▸ RECORD EXCERPTS:
— Begin —
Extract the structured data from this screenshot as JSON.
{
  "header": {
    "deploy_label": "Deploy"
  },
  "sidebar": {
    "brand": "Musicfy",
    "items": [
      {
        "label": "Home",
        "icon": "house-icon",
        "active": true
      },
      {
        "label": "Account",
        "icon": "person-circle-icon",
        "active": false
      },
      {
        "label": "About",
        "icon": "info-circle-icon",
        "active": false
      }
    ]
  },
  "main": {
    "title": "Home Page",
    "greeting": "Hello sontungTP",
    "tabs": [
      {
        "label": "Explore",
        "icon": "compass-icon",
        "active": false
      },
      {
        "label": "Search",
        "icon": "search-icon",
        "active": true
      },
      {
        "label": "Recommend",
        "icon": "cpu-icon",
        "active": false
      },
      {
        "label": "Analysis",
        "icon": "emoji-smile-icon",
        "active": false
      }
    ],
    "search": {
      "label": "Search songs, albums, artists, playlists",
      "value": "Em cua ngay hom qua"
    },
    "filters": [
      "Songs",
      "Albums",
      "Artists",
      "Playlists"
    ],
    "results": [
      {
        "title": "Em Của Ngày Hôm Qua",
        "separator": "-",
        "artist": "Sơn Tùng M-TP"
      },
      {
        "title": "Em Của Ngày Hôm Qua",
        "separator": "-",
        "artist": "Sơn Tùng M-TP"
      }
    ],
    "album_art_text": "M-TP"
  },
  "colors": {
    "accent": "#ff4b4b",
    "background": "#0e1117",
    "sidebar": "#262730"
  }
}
— End —
— Begin —
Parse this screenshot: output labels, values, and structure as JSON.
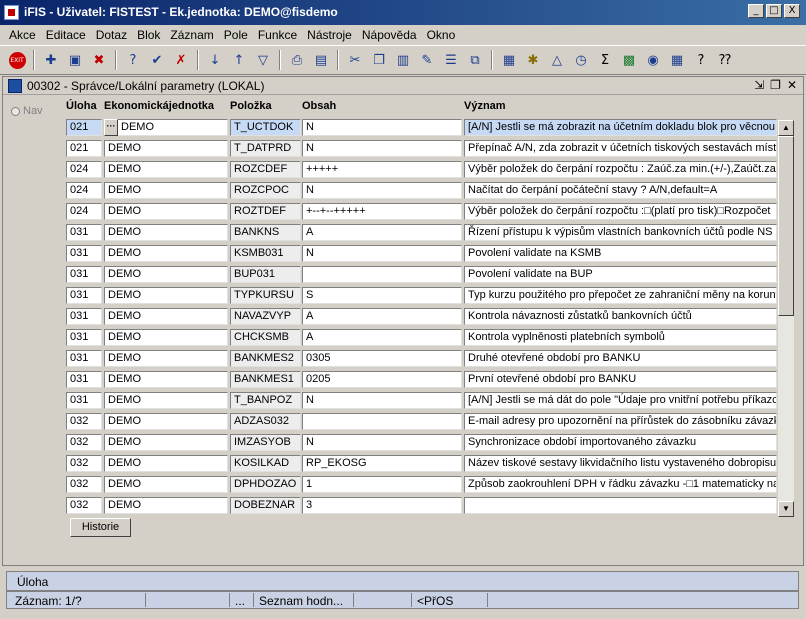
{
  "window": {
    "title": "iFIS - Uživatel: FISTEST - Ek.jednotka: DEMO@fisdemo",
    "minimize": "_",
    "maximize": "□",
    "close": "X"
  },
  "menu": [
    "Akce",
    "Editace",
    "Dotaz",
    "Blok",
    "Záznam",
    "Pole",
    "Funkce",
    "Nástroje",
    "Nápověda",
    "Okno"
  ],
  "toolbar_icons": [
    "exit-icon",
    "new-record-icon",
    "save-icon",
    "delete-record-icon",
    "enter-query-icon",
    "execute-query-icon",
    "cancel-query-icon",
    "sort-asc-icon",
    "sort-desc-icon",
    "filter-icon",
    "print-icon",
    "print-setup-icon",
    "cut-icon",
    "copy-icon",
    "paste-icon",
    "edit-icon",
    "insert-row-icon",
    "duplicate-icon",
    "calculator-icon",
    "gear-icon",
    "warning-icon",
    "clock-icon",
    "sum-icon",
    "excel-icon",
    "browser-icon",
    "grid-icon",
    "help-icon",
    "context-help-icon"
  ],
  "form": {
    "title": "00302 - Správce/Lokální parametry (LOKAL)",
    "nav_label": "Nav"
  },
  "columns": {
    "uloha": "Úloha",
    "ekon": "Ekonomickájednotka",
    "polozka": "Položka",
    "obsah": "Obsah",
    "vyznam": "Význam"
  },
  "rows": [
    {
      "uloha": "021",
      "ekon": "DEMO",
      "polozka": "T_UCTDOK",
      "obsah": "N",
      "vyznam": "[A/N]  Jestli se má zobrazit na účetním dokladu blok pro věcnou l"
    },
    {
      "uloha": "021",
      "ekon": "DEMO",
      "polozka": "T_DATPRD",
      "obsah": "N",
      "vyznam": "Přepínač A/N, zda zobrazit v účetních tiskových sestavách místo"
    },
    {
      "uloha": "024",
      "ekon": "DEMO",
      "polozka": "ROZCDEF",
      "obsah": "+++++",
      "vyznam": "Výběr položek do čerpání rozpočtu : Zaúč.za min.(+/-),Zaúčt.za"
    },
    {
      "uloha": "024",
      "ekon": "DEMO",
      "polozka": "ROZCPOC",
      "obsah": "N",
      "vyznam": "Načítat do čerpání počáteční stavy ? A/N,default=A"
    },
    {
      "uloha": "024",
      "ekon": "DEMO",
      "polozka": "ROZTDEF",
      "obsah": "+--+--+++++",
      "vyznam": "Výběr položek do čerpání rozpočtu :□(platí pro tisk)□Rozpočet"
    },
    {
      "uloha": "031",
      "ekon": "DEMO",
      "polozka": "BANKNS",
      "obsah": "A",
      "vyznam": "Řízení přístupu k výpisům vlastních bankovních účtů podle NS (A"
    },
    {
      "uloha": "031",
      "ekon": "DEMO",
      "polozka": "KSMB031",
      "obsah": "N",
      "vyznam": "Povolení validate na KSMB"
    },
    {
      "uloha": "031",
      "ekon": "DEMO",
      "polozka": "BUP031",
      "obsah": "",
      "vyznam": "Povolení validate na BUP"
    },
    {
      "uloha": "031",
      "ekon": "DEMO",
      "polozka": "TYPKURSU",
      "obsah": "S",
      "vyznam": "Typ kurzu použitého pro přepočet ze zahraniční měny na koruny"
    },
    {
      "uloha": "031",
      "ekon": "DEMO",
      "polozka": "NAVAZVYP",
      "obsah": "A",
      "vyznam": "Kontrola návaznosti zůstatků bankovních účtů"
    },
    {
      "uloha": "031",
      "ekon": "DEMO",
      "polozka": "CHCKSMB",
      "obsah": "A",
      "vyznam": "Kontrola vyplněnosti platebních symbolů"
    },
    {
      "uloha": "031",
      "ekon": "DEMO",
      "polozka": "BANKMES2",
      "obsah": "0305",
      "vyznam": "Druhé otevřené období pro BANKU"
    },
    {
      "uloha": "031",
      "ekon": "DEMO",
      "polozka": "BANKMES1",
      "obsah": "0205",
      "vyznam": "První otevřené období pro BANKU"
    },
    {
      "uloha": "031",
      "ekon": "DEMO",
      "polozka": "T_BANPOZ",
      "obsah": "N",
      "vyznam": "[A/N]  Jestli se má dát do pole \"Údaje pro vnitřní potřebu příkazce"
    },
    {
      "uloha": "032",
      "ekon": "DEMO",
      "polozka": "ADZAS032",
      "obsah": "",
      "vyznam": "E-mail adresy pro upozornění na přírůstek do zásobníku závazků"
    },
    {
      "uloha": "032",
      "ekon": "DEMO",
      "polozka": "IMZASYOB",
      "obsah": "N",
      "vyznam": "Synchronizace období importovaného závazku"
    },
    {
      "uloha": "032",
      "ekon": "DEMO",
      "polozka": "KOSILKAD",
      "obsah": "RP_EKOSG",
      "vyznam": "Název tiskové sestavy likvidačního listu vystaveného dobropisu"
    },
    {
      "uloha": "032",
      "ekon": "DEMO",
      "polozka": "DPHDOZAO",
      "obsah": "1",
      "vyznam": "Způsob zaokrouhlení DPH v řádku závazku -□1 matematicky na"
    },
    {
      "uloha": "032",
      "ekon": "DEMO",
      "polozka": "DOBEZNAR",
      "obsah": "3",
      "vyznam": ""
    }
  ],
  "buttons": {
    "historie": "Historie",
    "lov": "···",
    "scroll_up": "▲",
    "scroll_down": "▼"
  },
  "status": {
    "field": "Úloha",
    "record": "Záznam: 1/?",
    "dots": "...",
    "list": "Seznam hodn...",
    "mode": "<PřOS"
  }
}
— End —
▸ REQUIRED TASK:
Search the records for the string "období" and return every line in which it occurs.

▸ THE SOLUTION:
      "vyznam": "Druhé otevřené období pro BANKU"
      "vyznam": "První otevřené období pro BANKU"
      "vyznam": "Synchronizace období importovaného závazku"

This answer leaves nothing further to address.